[Figure record extracts]
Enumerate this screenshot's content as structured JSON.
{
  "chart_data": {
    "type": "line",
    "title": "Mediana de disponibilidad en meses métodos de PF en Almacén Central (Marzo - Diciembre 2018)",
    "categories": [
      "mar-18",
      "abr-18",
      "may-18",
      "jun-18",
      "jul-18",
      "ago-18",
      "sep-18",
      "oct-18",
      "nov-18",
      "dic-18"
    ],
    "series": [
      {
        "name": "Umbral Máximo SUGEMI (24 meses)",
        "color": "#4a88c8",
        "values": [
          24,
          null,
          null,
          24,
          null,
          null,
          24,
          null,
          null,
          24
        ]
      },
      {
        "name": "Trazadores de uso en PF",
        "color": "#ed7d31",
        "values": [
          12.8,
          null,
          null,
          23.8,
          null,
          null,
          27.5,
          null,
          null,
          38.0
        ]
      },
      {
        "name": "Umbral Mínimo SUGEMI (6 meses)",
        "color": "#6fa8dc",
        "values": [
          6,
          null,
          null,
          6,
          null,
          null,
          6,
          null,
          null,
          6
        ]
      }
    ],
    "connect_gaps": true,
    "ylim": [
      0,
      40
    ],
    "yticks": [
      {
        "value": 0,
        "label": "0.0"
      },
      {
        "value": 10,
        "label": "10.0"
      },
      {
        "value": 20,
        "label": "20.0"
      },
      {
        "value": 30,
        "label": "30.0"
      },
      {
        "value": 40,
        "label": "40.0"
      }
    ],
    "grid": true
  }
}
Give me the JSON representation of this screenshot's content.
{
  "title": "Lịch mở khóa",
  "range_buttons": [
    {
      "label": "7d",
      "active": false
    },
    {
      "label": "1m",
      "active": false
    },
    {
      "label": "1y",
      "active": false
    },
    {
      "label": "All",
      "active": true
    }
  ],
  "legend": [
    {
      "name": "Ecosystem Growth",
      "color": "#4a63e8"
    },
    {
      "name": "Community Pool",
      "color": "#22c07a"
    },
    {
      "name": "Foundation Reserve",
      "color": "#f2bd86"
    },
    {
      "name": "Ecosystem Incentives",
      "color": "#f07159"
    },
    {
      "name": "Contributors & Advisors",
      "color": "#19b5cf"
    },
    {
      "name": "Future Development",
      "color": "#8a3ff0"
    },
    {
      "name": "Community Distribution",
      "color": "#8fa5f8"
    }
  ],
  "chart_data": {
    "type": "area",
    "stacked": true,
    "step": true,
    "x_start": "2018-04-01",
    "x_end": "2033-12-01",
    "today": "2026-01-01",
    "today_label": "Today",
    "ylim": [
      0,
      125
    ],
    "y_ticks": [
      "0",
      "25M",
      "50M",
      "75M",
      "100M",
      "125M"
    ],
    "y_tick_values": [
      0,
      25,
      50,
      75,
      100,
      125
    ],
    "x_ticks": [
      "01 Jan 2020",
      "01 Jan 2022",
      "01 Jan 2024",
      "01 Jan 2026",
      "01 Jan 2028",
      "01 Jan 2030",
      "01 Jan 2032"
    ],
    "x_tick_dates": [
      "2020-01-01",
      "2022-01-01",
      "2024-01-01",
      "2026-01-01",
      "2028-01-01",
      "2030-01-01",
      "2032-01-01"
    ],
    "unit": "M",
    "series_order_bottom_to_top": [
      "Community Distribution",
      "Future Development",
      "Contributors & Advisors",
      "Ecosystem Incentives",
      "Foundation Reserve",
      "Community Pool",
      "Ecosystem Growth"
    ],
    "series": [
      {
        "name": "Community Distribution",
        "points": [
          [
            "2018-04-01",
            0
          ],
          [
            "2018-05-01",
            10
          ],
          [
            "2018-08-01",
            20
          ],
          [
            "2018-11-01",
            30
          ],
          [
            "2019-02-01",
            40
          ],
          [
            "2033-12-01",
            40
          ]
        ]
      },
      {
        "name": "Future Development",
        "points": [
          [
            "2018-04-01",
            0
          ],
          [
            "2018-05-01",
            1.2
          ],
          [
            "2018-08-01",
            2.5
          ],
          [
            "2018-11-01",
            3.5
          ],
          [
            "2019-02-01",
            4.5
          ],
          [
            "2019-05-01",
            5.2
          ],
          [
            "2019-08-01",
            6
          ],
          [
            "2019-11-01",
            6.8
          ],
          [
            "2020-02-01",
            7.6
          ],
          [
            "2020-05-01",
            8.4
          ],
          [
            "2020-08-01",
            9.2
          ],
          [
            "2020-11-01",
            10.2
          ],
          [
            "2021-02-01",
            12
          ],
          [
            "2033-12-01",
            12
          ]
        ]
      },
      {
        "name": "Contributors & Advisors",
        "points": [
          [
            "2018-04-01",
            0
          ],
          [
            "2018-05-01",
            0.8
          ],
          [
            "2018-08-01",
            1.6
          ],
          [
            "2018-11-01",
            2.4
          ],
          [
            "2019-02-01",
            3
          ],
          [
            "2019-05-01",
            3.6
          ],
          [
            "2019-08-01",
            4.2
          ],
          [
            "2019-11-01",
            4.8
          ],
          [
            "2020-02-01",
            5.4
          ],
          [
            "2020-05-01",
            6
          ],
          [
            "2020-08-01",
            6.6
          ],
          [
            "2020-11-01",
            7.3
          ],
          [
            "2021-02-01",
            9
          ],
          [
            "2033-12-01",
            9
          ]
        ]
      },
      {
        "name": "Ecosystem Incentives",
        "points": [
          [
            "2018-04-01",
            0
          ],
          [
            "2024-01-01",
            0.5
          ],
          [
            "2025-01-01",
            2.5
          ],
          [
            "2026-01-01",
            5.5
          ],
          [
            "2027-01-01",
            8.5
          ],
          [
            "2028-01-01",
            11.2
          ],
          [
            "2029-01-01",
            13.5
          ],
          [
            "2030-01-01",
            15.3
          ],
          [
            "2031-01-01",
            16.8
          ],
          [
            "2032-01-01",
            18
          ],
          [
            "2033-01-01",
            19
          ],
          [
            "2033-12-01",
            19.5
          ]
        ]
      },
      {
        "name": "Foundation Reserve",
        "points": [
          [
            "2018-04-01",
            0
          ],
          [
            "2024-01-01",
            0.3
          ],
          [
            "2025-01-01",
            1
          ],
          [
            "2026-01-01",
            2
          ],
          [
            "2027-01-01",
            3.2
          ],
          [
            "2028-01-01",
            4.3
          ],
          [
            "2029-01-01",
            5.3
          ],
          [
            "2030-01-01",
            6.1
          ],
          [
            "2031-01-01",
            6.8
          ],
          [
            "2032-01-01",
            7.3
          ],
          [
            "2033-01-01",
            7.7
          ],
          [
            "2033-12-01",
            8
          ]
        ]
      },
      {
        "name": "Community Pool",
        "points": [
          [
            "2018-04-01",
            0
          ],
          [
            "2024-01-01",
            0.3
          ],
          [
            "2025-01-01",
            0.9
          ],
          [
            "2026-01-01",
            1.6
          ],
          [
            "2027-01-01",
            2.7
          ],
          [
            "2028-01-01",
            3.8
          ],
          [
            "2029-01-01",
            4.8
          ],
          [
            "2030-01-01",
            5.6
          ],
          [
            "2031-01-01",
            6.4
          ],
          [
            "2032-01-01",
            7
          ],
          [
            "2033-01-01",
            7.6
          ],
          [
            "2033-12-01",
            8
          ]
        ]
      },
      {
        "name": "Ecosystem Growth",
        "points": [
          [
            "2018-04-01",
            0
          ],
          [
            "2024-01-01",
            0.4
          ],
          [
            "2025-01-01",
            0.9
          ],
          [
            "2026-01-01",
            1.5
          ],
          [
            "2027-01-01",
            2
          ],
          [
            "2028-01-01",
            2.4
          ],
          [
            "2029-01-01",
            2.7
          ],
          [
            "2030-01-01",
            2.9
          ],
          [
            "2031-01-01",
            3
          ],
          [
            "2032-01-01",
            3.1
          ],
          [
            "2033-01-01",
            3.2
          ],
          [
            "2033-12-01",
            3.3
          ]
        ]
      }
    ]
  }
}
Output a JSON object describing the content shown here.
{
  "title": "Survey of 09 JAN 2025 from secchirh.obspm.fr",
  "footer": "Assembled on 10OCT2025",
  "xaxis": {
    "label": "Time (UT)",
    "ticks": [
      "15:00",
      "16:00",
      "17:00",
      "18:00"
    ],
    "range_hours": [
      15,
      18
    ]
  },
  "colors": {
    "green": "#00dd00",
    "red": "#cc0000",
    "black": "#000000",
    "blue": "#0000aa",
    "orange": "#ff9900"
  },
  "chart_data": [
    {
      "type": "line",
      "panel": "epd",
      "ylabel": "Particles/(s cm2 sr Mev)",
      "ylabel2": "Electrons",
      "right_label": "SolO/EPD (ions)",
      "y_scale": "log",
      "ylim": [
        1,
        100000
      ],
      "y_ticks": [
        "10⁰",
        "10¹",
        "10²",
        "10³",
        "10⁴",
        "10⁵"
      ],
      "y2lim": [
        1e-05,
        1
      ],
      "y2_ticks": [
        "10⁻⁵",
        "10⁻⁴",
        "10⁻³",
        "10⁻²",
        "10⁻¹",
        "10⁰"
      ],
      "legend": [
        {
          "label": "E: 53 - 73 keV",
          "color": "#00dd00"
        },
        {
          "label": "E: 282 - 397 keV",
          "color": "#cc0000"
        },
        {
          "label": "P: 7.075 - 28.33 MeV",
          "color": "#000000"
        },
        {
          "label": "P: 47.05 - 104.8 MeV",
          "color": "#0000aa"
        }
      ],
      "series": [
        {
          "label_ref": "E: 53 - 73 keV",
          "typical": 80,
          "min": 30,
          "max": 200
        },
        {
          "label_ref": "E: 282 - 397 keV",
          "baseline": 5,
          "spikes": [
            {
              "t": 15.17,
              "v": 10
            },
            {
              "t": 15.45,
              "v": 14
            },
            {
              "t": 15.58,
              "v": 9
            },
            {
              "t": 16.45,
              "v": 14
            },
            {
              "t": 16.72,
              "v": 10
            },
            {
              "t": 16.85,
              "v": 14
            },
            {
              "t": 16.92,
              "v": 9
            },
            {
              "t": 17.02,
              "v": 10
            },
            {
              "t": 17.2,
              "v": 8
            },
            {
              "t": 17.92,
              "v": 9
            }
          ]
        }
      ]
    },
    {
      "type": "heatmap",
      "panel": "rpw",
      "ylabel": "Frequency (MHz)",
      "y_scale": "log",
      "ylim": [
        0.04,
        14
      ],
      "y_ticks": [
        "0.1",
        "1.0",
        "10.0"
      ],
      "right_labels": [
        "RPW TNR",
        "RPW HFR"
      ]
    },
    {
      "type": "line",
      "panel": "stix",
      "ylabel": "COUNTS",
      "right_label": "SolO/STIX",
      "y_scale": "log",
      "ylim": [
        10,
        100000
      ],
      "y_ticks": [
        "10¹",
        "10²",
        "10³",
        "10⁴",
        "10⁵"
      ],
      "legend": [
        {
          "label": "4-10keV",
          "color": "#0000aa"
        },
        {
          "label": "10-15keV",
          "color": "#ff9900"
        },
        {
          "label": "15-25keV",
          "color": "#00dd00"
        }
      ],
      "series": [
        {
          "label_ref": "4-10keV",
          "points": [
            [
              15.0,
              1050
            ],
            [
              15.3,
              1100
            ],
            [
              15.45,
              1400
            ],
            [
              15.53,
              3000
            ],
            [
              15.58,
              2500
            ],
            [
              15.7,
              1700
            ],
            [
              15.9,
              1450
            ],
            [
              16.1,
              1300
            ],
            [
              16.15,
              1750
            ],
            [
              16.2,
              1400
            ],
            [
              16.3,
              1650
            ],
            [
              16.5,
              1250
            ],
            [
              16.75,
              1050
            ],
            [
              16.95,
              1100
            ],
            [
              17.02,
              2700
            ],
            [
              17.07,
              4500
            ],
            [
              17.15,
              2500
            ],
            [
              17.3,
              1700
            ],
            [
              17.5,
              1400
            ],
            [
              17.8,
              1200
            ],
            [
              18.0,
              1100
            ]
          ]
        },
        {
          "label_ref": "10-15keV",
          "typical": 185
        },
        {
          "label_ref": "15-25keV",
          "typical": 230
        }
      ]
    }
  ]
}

▸ **Written problem**:
Return each line among the entries that holds the word "JSON".

▸ **Finished task**:
Enumerate this screenshot's content as structured JSON.
Give me the JSON representation of this screenshot's content.
Output a JSON object describing the content shown here.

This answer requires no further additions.